# Filmstripe bearbeiten!?



## spinchmeister (14. März 2005)

Und zwar habe ich einen Filmstripe in Adobe Premiere erstellt...diesen dann mühsamst im Photoshop bearbeitet...doch wie kann ich ihn wieder als filmstripe speichern, sodass er wieder von premiere erkannt wird!?

Edit: Habs doch geschafft..doch es kommt die Meldung:
"Konnte nicht speichern unter..., weil ein Problem mit der Dateiformatmodul-Schnittstelle aufgetreten ist."


----------



## 27b-6 (15. März 2005)

Moin!

Ich vermute mal, daß Du die Farbtiefe in PS mit 16 Bit abgespeichert hast.
Stelle in Bild-Modus auf 8 Bit, speichere ab und porbiere es nochmal.


----------



## spinchmeister (15. März 2005)

nein, leider liegt es nicht an dem...natürlich entstand gleich ein neues Problem...
und zwar habe ich meinen .flm-filmstripe als .psd abgespeichert!
das Problem ist nur, ich krieg die Datei natürlich auf..aber im speichern-modus kann ich keine .flm datei mehr auswählen..ganz schön deprimierend, wenn ich so lange an so ner kleinen Sache sitze


----------



## blount (15. März 2005)

→ **Vorliegende Daten**
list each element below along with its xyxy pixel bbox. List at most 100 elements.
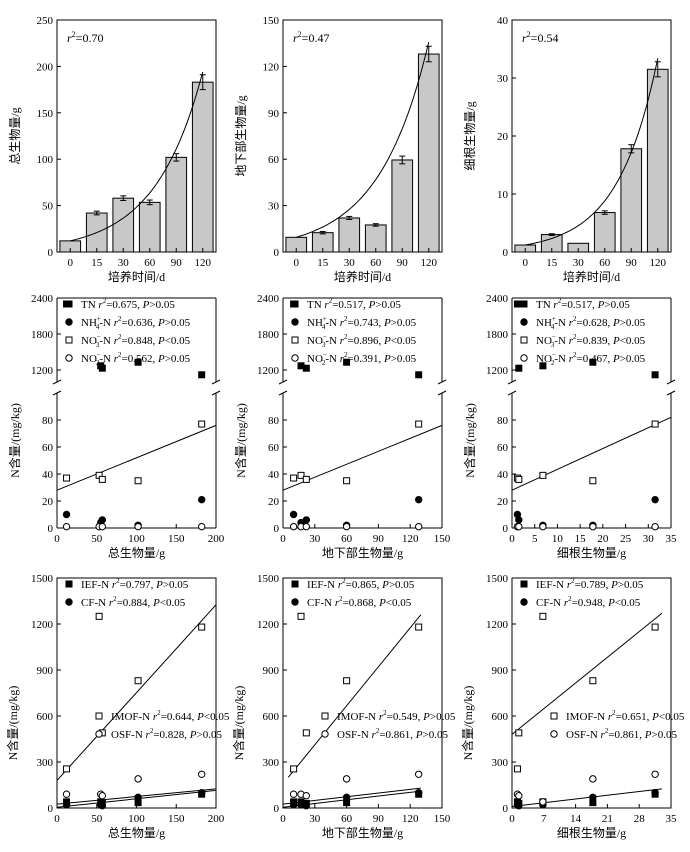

→ **Aufgabe**
Beantworte die folgenden Fragen zum Lesetext:
1. In welchem Programm hat spinchmeister den Filmstripe erstellt?
2. Auf welche Farbtiefe soll laut 27b-6 im Bild-Modus umgestellt werden?
3. In welchem Format hat spinchmeister den .flm-Filmstripe abgespeichert?

→ **Lösung**
1. In Adobe Premiere.
2. Auf 8 Bit.
3. Als .psd.